Problem details - Give every line of the data again, unchanged, but with no pictures.

--- Begin Source material ---

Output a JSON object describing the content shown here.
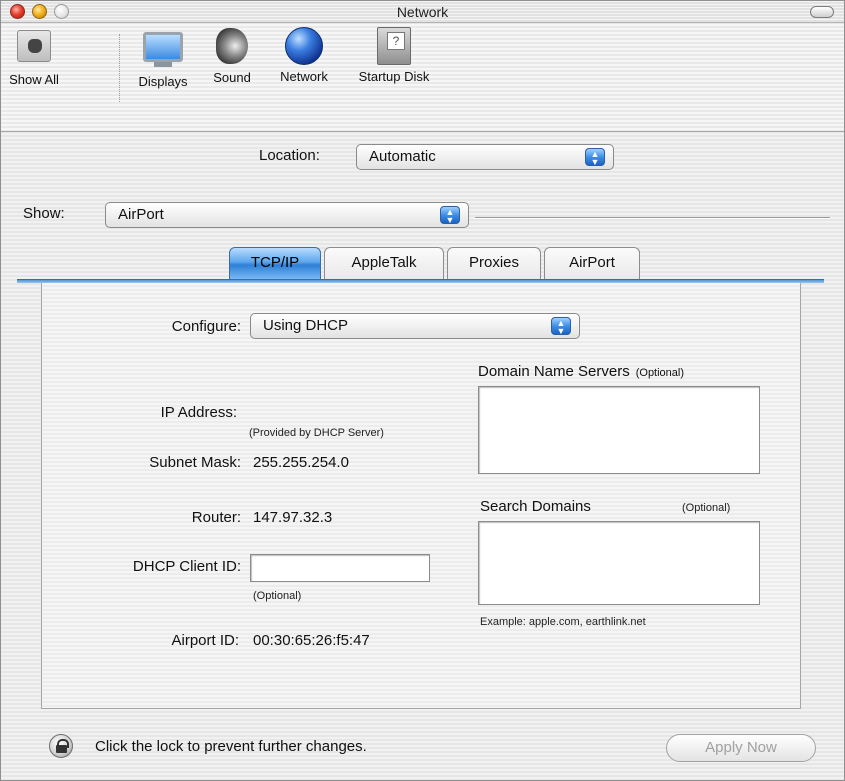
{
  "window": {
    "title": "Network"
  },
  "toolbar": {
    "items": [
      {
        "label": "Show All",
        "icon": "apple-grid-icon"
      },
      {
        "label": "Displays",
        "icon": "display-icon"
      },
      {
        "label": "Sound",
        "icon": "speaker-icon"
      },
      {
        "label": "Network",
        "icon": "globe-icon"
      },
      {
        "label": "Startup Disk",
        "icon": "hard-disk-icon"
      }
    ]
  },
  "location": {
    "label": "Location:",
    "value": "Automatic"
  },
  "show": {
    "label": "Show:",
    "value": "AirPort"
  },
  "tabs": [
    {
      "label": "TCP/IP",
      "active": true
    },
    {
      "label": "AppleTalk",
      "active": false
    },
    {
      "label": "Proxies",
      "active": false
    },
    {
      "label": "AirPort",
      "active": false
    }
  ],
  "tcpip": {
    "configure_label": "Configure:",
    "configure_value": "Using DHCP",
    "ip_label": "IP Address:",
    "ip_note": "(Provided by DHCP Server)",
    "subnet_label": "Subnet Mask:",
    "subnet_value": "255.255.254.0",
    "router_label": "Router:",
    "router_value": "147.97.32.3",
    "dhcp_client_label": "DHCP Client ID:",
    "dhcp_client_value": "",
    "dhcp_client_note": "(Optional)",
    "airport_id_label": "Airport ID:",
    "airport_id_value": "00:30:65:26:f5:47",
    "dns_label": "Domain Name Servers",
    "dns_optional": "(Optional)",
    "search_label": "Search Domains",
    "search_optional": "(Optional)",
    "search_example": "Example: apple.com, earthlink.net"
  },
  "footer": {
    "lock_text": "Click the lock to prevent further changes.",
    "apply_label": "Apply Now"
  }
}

--- End Source material ---

Final result -
Output a JSON object describing the content shown here.
{
  "window": {
    "title": "Network"
  },
  "toolbar": {
    "items": [
      {
        "label": "Show All",
        "icon": "apple-grid-icon"
      },
      {
        "label": "Displays",
        "icon": "display-icon"
      },
      {
        "label": "Sound",
        "icon": "speaker-icon"
      },
      {
        "label": "Network",
        "icon": "globe-icon"
      },
      {
        "label": "Startup Disk",
        "icon": "hard-disk-icon"
      }
    ]
  },
  "location": {
    "label": "Location:",
    "value": "Automatic"
  },
  "show": {
    "label": "Show:",
    "value": "AirPort"
  },
  "tabs": [
    {
      "label": "TCP/IP",
      "active": true
    },
    {
      "label": "AppleTalk",
      "active": false
    },
    {
      "label": "Proxies",
      "active": false
    },
    {
      "label": "AirPort",
      "active": false
    }
  ],
  "tcpip": {
    "configure_label": "Configure:",
    "configure_value": "Using DHCP",
    "ip_label": "IP Address:",
    "ip_note": "(Provided by DHCP Server)",
    "subnet_label": "Subnet Mask:",
    "subnet_value": "255.255.254.0",
    "router_label": "Router:",
    "router_value": "147.97.32.3",
    "dhcp_client_label": "DHCP Client ID:",
    "dhcp_client_value": "",
    "dhcp_client_note": "(Optional)",
    "airport_id_label": "Airport ID:",
    "airport_id_value": "00:30:65:26:f5:47",
    "dns_label": "Domain Name Servers",
    "dns_optional": "(Optional)",
    "search_label": "Search Domains",
    "search_optional": "(Optional)",
    "search_example": "Example: apple.com, earthlink.net"
  },
  "footer": {
    "lock_text": "Click the lock to prevent further changes.",
    "apply_label": "Apply Now"
  }
}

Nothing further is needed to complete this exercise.